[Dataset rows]
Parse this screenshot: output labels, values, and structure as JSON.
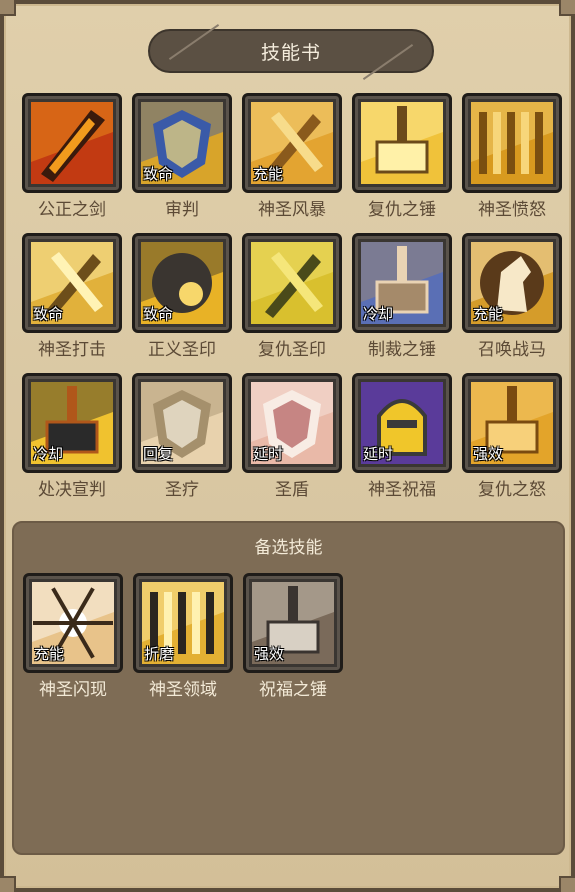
{
  "header": {
    "title": "技能书"
  },
  "skills": [
    {
      "name": "公正之剑",
      "tag": "",
      "icon": "flaming-blade-icon",
      "colors": [
        "#c23a12",
        "#f29b1d",
        "#3a1a0c"
      ]
    },
    {
      "name": "审判",
      "tag": "致命",
      "icon": "judgment-shield-icon",
      "colors": [
        "#d8a42a",
        "#3a5aa8",
        "#f5dc7a"
      ]
    },
    {
      "name": "神圣风暴",
      "tag": "充能",
      "icon": "holy-storm-sword-icon",
      "colors": [
        "#e3a431",
        "#f7dc8b",
        "#8a5a1c"
      ]
    },
    {
      "name": "复仇之锤",
      "tag": "",
      "icon": "vengeance-hammer-icon",
      "colors": [
        "#f0c23a",
        "#fff1a8",
        "#6b4a1a"
      ]
    },
    {
      "name": "神圣愤怒",
      "tag": "",
      "icon": "holy-wrath-pillar-icon",
      "colors": [
        "#d89a1f",
        "#f7d67a",
        "#7a4f10"
      ]
    },
    {
      "name": "神圣打击",
      "tag": "致命",
      "icon": "holy-strike-icon",
      "colors": [
        "#e1b13b",
        "#fff3b5",
        "#6d4e1a"
      ]
    },
    {
      "name": "正义圣印",
      "tag": "致命",
      "icon": "justice-seal-icon",
      "colors": [
        "#e8b226",
        "#3a3530",
        "#f7d76b"
      ]
    },
    {
      "name": "复仇圣印",
      "tag": "",
      "icon": "vengeance-seal-icon",
      "colors": [
        "#d9c02e",
        "#f5e67a",
        "#4a4a1a"
      ]
    },
    {
      "name": "制裁之锤",
      "tag": "冷却",
      "icon": "sanction-hammer-icon",
      "colors": [
        "#5a6fb5",
        "#a58a6a",
        "#e9d3b4"
      ]
    },
    {
      "name": "召唤战马",
      "tag": "充能",
      "icon": "warhorse-icon",
      "colors": [
        "#d59c2a",
        "#f7e8c8",
        "#5a3a1a"
      ]
    },
    {
      "name": "处决宣判",
      "tag": "冷却",
      "icon": "execution-hammer-icon",
      "colors": [
        "#f0c22f",
        "#2a2a2a",
        "#b0571a"
      ]
    },
    {
      "name": "圣疗",
      "tag": "回复",
      "icon": "lay-on-hands-icon",
      "colors": [
        "#e8d2ad",
        "#a5906c",
        "#f8f1e1"
      ]
    },
    {
      "name": "圣盾",
      "tag": "延时",
      "icon": "divine-shield-icon",
      "colors": [
        "#e9b9a8",
        "#f8ece4",
        "#b05a5a"
      ]
    },
    {
      "name": "神圣祝福",
      "tag": "延时",
      "icon": "blessing-helmet-icon",
      "colors": [
        "#f0c62a",
        "#5a3b9a",
        "#3a3a3a"
      ]
    },
    {
      "name": "复仇之怒",
      "tag": "强效",
      "icon": "avenging-wrath-icon",
      "colors": [
        "#e3a42a",
        "#f7d07a",
        "#7a4a10"
      ]
    }
  ],
  "alternate": {
    "title": "备选技能",
    "skills": [
      {
        "name": "神圣闪现",
        "tag": "充能",
        "icon": "holy-flash-icon",
        "colors": [
          "#e8c38a",
          "#ffffff",
          "#3a2a1a"
        ]
      },
      {
        "name": "神圣领域",
        "tag": "折磨",
        "icon": "holy-domain-crown-icon",
        "colors": [
          "#e3b033",
          "#fff1b0",
          "#2a2520"
        ]
      },
      {
        "name": "祝福之锤",
        "tag": "强效",
        "icon": "blessed-hammer-icon",
        "colors": [
          "#7a6a5a",
          "#d8d0c4",
          "#3a3430"
        ]
      }
    ]
  }
}
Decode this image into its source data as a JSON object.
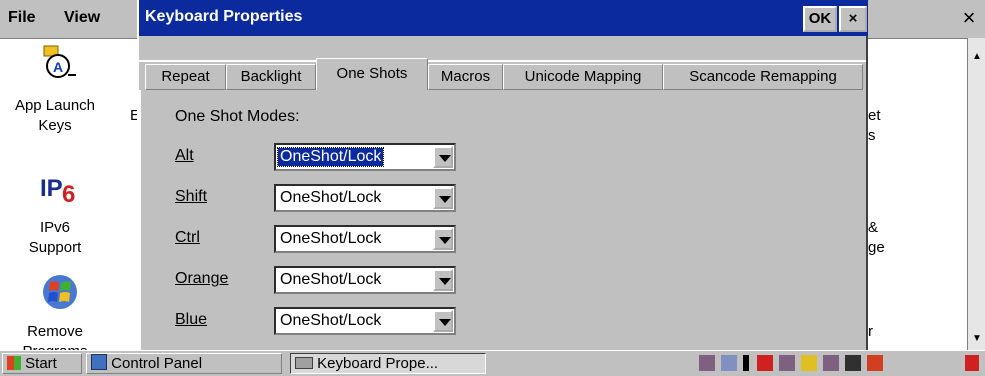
{
  "background_window": {
    "menu": [
      "File",
      "View"
    ],
    "close_label": "×",
    "items": [
      {
        "label_line1": "App Launch",
        "label_line2": "Keys",
        "icon": "app-launch-keys-icon"
      },
      {
        "label_line1": "IPv6",
        "label_line2": "Support",
        "icon": "ipv6-icon"
      },
      {
        "label_line1": "Remove",
        "label_line2": "Programs",
        "icon": "windows-flag-icon"
      }
    ],
    "right_fragments": [
      "et",
      "s",
      "&",
      "ge",
      "r"
    ],
    "left_fragment": "E"
  },
  "dialog": {
    "title": "Keyboard Properties",
    "ok_label": "OK",
    "close_label": "×",
    "tabs": [
      "Repeat",
      "Backlight",
      "One Shots",
      "Macros",
      "Unicode Mapping",
      "Scancode Remapping"
    ],
    "active_tab": "One Shots",
    "section_label": "One Shot Modes:",
    "rows": [
      {
        "label": "Alt",
        "value": "OneShot/Lock"
      },
      {
        "label": "Shift",
        "value": "OneShot/Lock"
      },
      {
        "label": "Ctrl",
        "value": "OneShot/Lock"
      },
      {
        "label": "Orange",
        "value": "OneShot/Lock"
      },
      {
        "label": "Blue",
        "value": "OneShot/Lock"
      }
    ]
  },
  "taskbar": {
    "start_label": "Start",
    "tasks": [
      "Control Panel",
      "Keyboard Prope..."
    ]
  },
  "colors": {
    "titlebar": "#0a2a9e",
    "chrome": "#c0c0c0"
  }
}
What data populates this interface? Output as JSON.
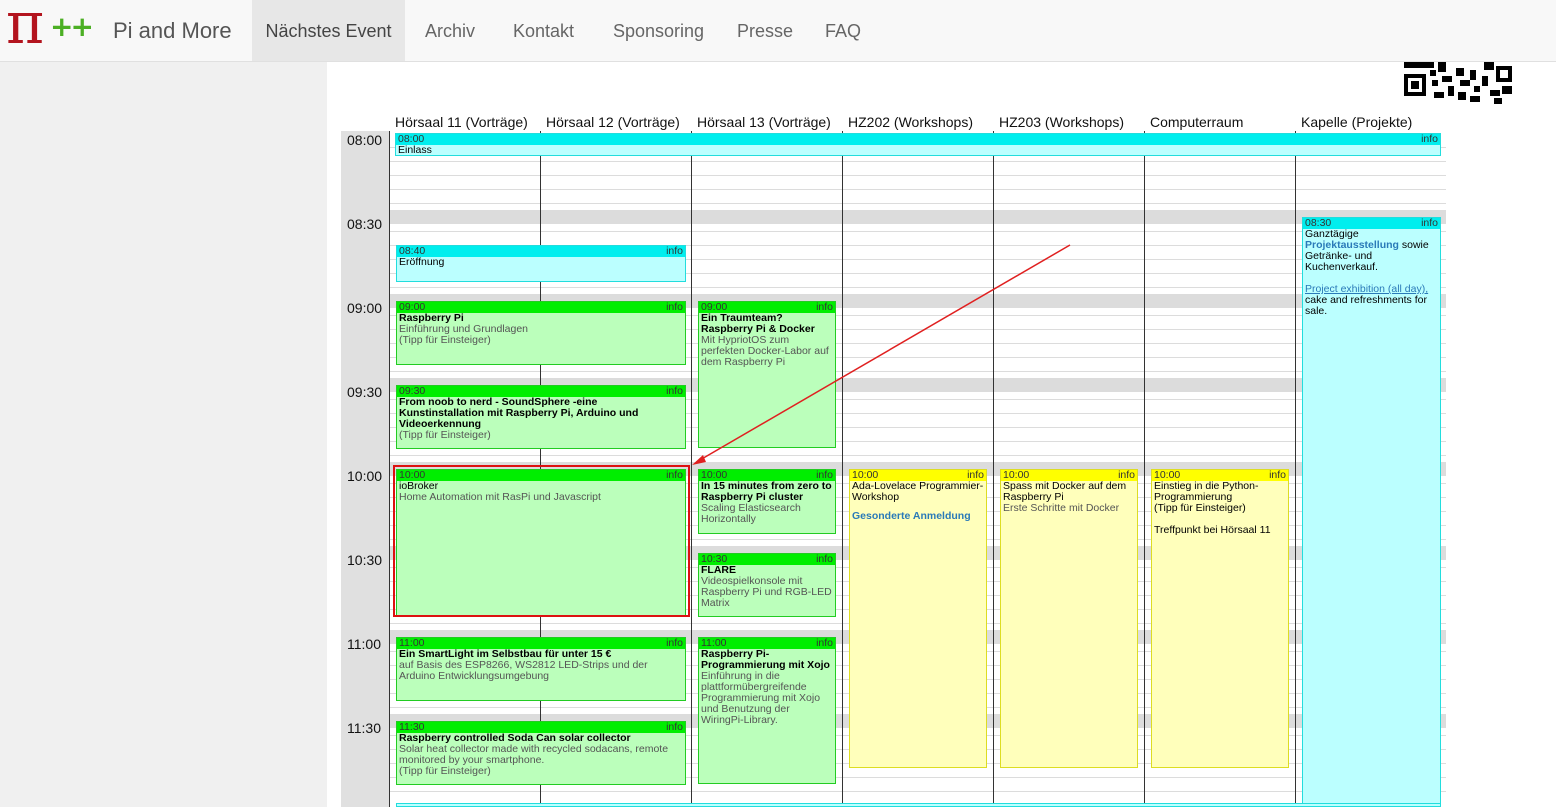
{
  "nav": {
    "brand": "Pi and More",
    "items": [
      "Nächstes Event",
      "Archiv",
      "Kontakt",
      "Sponsoring",
      "Presse",
      "FAQ"
    ]
  },
  "rooms": [
    "Hörsaal 11 (Vorträge)",
    "Hörsaal 12 (Vorträge)",
    "Hörsaal 13 (Vorträge)",
    "HZ202 (Workshops)",
    "HZ203 (Workshops)",
    "Computerraum",
    "Kapelle (Projekte)"
  ],
  "times": [
    "08:00",
    "08:30",
    "09:00",
    "09:30",
    "10:00",
    "10:30",
    "11:00",
    "11:30"
  ],
  "info_label": "info",
  "events": {
    "einlass": {
      "time": "08:00",
      "title": "Einlass"
    },
    "kapelle": {
      "time": "08:30",
      "line1": "Ganztägige",
      "link1": "Projektausstellung",
      "rest1": " sowie Getränke- und Kuchenverkauf.",
      "link2": "Project exhibition (all day),",
      "rest2": " cake and refreshments for sale."
    },
    "eroeffnung": {
      "time": "08:40",
      "title": "Eröffnung"
    },
    "raspi": {
      "time": "09:00",
      "title": "Raspberry Pi",
      "sub": "Einführung und Grundlagen",
      "note": "(Tipp für Einsteiger)"
    },
    "traumteam": {
      "time": "09:00",
      "title": "Ein Traumteam? Raspberry Pi & Docker",
      "sub": "Mit HypriotOS zum perfekten Docker-Labor auf dem Raspberry Pi"
    },
    "noob": {
      "time": "09:30",
      "title": "From noob to nerd - SoundSphere -eine Kunstinstallation mit Raspberry Pi, Arduino und Videoerkennung",
      "note": "(Tipp für Einsteiger)"
    },
    "iobroker": {
      "time": "10:00",
      "title": "ioBroker",
      "sub": "Home Automation mit RasPi und Javascript"
    },
    "fifteen": {
      "time": "10:00",
      "title": "In 15 minutes from zero to Raspberry Pi cluster",
      "sub": "Scaling Elasticsearch Horizontally"
    },
    "ada": {
      "time": "10:00",
      "title": "Ada-Lovelace Programmier-Workshop",
      "link": "Gesonderte Anmeldung"
    },
    "spass": {
      "time": "10:00",
      "title": "Spass mit Docker auf dem Raspberry Pi",
      "sub": "Erste Schritte mit Docker"
    },
    "python": {
      "time": "10:00",
      "title": "Einstieg in die Python-Programmierung",
      "note": "(Tipp für Einsteiger)",
      "extra": "Treffpunkt bei Hörsaal 11"
    },
    "flare": {
      "time": "10:30",
      "title": "FLARE",
      "sub": "Videospielkonsole mit Raspberry Pi und RGB-LED Matrix"
    },
    "smartlight": {
      "time": "11:00",
      "title": "Ein SmartLight im Selbstbau für unter 15 €",
      "sub": "auf Basis des ESP8266, WS2812 LED-Strips und der Arduino Entwicklungsumgebung"
    },
    "xojo": {
      "time": "11:00",
      "title": "Raspberry Pi-Programmierung mit Xojo",
      "sub": "Einführung in die plattformübergreifende Programmierung mit Xojo und Benutzung der WiringPi-Library."
    },
    "soda": {
      "time": "11:30",
      "title": "Raspberry controlled Soda Can solar collector",
      "sub": "Solar heat collector made with recycled sodacans, remote monitored by your smartphone.",
      "note": "(Tipp für Einsteiger)"
    }
  },
  "colors": {
    "talk": "#bbffbb",
    "workshop": "#ffffbb",
    "general": "#bbffff",
    "highlight": "#dd1111"
  }
}
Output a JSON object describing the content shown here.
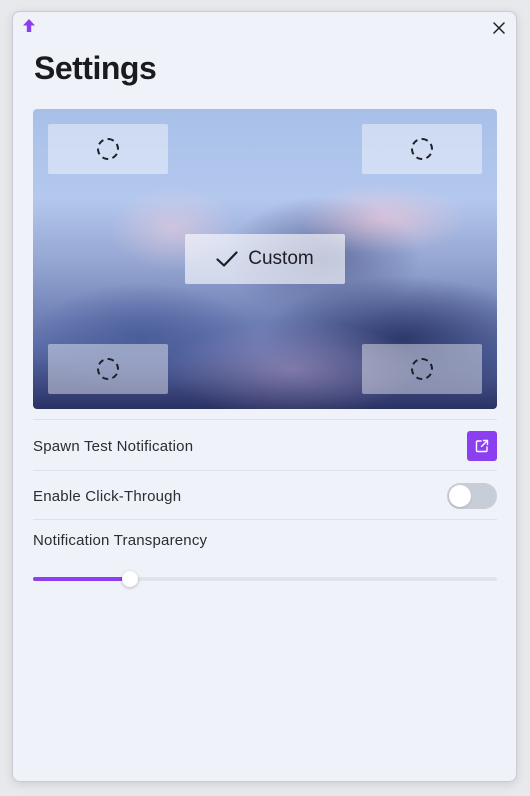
{
  "window": {
    "app_icon": "arrow-up-icon",
    "close_icon": "close-icon"
  },
  "page": {
    "title": "Settings"
  },
  "position_picker": {
    "corner_icon": "dashed-circle-icon",
    "selected_icon": "checkmark-icon",
    "selected_label": "Custom"
  },
  "settings": {
    "spawn_test_label": "Spawn Test Notification",
    "spawn_test_icon": "external-link-icon",
    "click_through_label": "Enable Click-Through",
    "click_through_enabled": false,
    "transparency_label": "Notification Transparency",
    "transparency_value": 0.21
  },
  "colors": {
    "accent": "#8c3ff0",
    "background": "#eff2f8",
    "toggle_off": "#c8ced8"
  }
}
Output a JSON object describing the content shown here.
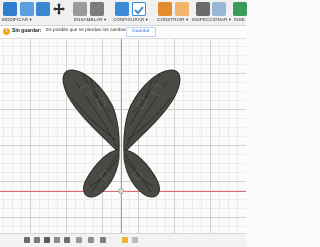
{
  "toolbar": {
    "modificar_label": "MODIFICAR ▾",
    "ensamblar_label": "ENSAMBLAR ▾",
    "configurar_label": "CONFIGURAR ▾",
    "construir_label": "CONSTRUIR ▾",
    "inspeccionar_label": "INSPECCIONAR ▾",
    "insertar_label": "INSE",
    "colors": {
      "modify_blue": "#2f7fd0",
      "assemble": "#8a8a8a",
      "configure": "#3a8ad6",
      "construct_orange": "#e48b2c",
      "inspect": "#6a6a6a"
    },
    "icons": [
      "push-pull-icon",
      "press-pull-icon",
      "fillet-icon",
      "move-icon",
      "joint-icon",
      "rigid-group-icon",
      "parameters-icon",
      "check-icon",
      "plane-icon",
      "measure-icon",
      "interference-icon",
      "insert-icon"
    ]
  },
  "warning": {
    "title": "Sin guardar:",
    "message": "Es posible que se pierdan los cambios",
    "button": "Guardar"
  },
  "canvas": {
    "model": "butterfly-wings",
    "grid": true,
    "model_color": "#4a4a45"
  }
}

# What the task asks:
Your answer should be one number: how many lines in the material above contain the string "seal".

# Solution to the exercise:
2